● Set task
Copy out each line of the data that holds the word "text".

# # # # # # #

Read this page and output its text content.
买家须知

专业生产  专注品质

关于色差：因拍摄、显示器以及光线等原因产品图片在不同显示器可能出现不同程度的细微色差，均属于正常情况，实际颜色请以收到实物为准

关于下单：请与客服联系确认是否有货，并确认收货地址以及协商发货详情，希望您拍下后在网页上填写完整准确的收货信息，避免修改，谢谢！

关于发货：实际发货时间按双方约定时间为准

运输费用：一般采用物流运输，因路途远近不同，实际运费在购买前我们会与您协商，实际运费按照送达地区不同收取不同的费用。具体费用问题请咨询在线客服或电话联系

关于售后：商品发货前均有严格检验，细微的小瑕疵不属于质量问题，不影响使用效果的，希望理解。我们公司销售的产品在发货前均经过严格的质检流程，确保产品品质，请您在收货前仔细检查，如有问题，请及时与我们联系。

# # # # # # #

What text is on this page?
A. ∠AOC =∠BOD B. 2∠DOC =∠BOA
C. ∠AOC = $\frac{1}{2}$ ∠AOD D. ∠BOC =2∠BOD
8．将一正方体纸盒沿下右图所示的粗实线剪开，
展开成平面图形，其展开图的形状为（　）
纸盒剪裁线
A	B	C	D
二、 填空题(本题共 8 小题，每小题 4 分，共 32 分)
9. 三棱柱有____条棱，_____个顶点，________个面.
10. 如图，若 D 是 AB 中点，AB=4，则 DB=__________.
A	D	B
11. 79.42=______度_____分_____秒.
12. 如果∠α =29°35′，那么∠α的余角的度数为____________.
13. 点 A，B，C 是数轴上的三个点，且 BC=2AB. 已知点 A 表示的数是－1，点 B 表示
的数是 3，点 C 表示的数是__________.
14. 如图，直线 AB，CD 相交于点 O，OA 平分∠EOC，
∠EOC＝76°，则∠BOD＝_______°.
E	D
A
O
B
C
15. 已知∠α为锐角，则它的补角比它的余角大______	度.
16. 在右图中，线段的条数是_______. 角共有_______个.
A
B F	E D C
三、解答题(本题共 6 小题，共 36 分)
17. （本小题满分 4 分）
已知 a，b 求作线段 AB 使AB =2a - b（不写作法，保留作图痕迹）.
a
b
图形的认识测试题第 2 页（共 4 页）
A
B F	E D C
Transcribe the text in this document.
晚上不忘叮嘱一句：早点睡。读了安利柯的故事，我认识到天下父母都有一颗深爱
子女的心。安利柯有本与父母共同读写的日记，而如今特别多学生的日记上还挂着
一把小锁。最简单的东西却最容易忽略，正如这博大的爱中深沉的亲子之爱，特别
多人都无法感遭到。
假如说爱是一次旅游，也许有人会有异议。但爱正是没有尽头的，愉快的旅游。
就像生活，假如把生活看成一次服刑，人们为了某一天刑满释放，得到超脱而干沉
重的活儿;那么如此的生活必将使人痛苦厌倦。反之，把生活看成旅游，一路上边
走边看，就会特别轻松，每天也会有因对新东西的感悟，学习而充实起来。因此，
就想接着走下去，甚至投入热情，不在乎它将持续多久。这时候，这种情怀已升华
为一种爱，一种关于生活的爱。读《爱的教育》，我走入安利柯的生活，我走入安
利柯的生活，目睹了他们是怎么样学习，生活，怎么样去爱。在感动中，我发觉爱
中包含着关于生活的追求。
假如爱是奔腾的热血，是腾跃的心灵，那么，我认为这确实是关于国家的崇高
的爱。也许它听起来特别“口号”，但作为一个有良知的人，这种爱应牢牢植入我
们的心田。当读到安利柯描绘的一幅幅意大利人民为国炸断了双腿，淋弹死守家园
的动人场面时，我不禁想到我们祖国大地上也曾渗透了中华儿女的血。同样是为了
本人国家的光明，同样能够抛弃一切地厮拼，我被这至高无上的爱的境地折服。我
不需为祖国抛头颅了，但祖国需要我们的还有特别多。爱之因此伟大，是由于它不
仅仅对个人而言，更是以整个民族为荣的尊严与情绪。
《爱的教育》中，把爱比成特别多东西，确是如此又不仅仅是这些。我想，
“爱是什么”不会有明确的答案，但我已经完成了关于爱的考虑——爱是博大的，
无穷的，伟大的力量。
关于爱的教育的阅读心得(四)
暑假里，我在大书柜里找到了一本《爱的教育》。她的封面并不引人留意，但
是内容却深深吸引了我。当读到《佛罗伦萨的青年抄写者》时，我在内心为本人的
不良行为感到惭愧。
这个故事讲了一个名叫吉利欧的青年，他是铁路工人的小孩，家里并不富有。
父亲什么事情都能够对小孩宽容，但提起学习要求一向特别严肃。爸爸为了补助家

# # # # # # #

● In response
Read this page and output its text content.
What text is on this page?
Transcribe the text in this document.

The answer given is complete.